:: PROBLEM REQUIREMENTS ::
Quote the listing in full, exactly as given, minus any pictures.

** START DATA LISTING **

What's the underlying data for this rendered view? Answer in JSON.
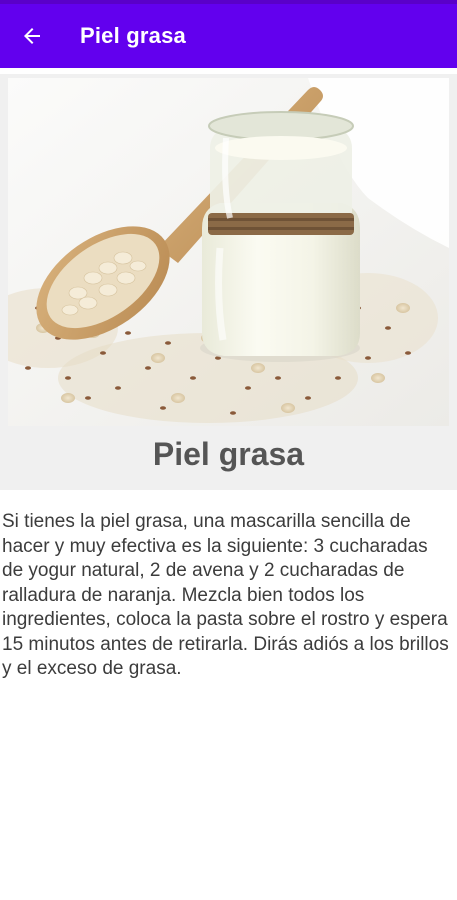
{
  "app_bar": {
    "title": "Piel grasa",
    "back_icon": "arrow-back-icon",
    "color": "#6200ee"
  },
  "hero": {
    "image": "jar-of-yogurt-with-oats-and-flaxseed-on-wooden-spoon"
  },
  "article": {
    "title": "Piel grasa",
    "body": "Si tienes la piel grasa, una mascarilla sencilla de hacer y muy efectiva es la siguiente: 3 cucharadas de yogur natural, 2 de avena y 2 cucharadas de ralladura de naranja. Mezcla bien todos los ingredientes, coloca la pasta sobre el rostro y espera 15 minutos antes de retirarla. Dirás adiós a los brillos y el exceso de grasa."
  }
}
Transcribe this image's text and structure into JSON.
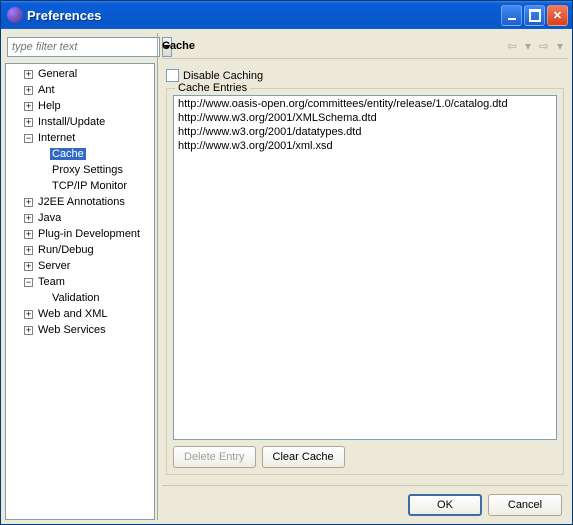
{
  "window": {
    "title": "Preferences"
  },
  "filter": {
    "placeholder": "type filter text"
  },
  "tree": [
    {
      "label": "General",
      "depth": 1,
      "expander": "+",
      "selected": false
    },
    {
      "label": "Ant",
      "depth": 1,
      "expander": "+",
      "selected": false
    },
    {
      "label": "Help",
      "depth": 1,
      "expander": "+",
      "selected": false
    },
    {
      "label": "Install/Update",
      "depth": 1,
      "expander": "+",
      "selected": false
    },
    {
      "label": "Internet",
      "depth": 1,
      "expander": "-",
      "selected": false
    },
    {
      "label": "Cache",
      "depth": 2,
      "expander": "",
      "selected": true
    },
    {
      "label": "Proxy Settings",
      "depth": 2,
      "expander": "",
      "selected": false
    },
    {
      "label": "TCP/IP Monitor",
      "depth": 2,
      "expander": "",
      "selected": false
    },
    {
      "label": "J2EE Annotations",
      "depth": 1,
      "expander": "+",
      "selected": false
    },
    {
      "label": "Java",
      "depth": 1,
      "expander": "+",
      "selected": false
    },
    {
      "label": "Plug-in Development",
      "depth": 1,
      "expander": "+",
      "selected": false
    },
    {
      "label": "Run/Debug",
      "depth": 1,
      "expander": "+",
      "selected": false
    },
    {
      "label": "Server",
      "depth": 1,
      "expander": "+",
      "selected": false
    },
    {
      "label": "Team",
      "depth": 1,
      "expander": "-",
      "selected": false
    },
    {
      "label": "Validation",
      "depth": 2,
      "expander": "",
      "selected": false
    },
    {
      "label": "Web and XML",
      "depth": 1,
      "expander": "+",
      "selected": false
    },
    {
      "label": "Web Services",
      "depth": 1,
      "expander": "+",
      "selected": false
    }
  ],
  "page": {
    "title": "Cache",
    "disable_caching_label": "Disable Caching",
    "entries_legend": "Cache Entries",
    "entries": [
      "http://www.oasis-open.org/committees/entity/release/1.0/catalog.dtd",
      "http://www.w3.org/2001/XMLSchema.dtd",
      "http://www.w3.org/2001/datatypes.dtd",
      "http://www.w3.org/2001/xml.xsd"
    ],
    "delete_entry_label": "Delete Entry",
    "clear_cache_label": "Clear Cache"
  },
  "buttons": {
    "ok": "OK",
    "cancel": "Cancel"
  }
}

** END DATA LISTING **

:: FINISHED EXERCISE ::
What's the underlying data for this rendered view? Answer in JSON.
{
  "app_bar": {
    "title": "Piel grasa",
    "back_icon": "arrow-back-icon",
    "color": "#6200ee"
  },
  "hero": {
    "image": "jar-of-yogurt-with-oats-and-flaxseed-on-wooden-spoon"
  },
  "article": {
    "title": "Piel grasa",
    "body": "Si tienes la piel grasa, una mascarilla sencilla de hacer y muy efectiva es la siguiente: 3 cucharadas de yogur natural, 2 de avena y 2 cucharadas de ralladura de naranja. Mezcla bien todos los ingredientes, coloca la pasta sobre el rostro y espera 15 minutos antes de retirarla. Dirás adiós a los brillos y el exceso de grasa."
  }
}
Transcribe this image's text and structure into JSON.
{
  "window": {
    "title": "Preferences"
  },
  "filter": {
    "placeholder": "type filter text"
  },
  "tree": [
    {
      "label": "General",
      "depth": 1,
      "expander": "+",
      "selected": false
    },
    {
      "label": "Ant",
      "depth": 1,
      "expander": "+",
      "selected": false
    },
    {
      "label": "Help",
      "depth": 1,
      "expander": "+",
      "selected": false
    },
    {
      "label": "Install/Update",
      "depth": 1,
      "expander": "+",
      "selected": false
    },
    {
      "label": "Internet",
      "depth": 1,
      "expander": "-",
      "selected": false
    },
    {
      "label": "Cache",
      "depth": 2,
      "expander": "",
      "selected": true
    },
    {
      "label": "Proxy Settings",
      "depth": 2,
      "expander": "",
      "selected": false
    },
    {
      "label": "TCP/IP Monitor",
      "depth": 2,
      "expander": "",
      "selected": false
    },
    {
      "label": "J2EE Annotations",
      "depth": 1,
      "expander": "+",
      "selected": false
    },
    {
      "label": "Java",
      "depth": 1,
      "expander": "+",
      "selected": false
    },
    {
      "label": "Plug-in Development",
      "depth": 1,
      "expander": "+",
      "selected": false
    },
    {
      "label": "Run/Debug",
      "depth": 1,
      "expander": "+",
      "selected": false
    },
    {
      "label": "Server",
      "depth": 1,
      "expander": "+",
      "selected": false
    },
    {
      "label": "Team",
      "depth": 1,
      "expander": "-",
      "selected": false
    },
    {
      "label": "Validation",
      "depth": 2,
      "expander": "",
      "selected": false
    },
    {
      "label": "Web and XML",
      "depth": 1,
      "expander": "+",
      "selected": false
    },
    {
      "label": "Web Services",
      "depth": 1,
      "expander": "+",
      "selected": false
    }
  ],
  "page": {
    "title": "Cache",
    "disable_caching_label": "Disable Caching",
    "entries_legend": "Cache Entries",
    "entries": [
      "http://www.oasis-open.org/committees/entity/release/1.0/catalog.dtd",
      "http://www.w3.org/2001/XMLSchema.dtd",
      "http://www.w3.org/2001/datatypes.dtd",
      "http://www.w3.org/2001/xml.xsd"
    ],
    "delete_entry_label": "Delete Entry",
    "clear_cache_label": "Clear Cache"
  },
  "buttons": {
    "ok": "OK",
    "cancel": "Cancel"
  }
}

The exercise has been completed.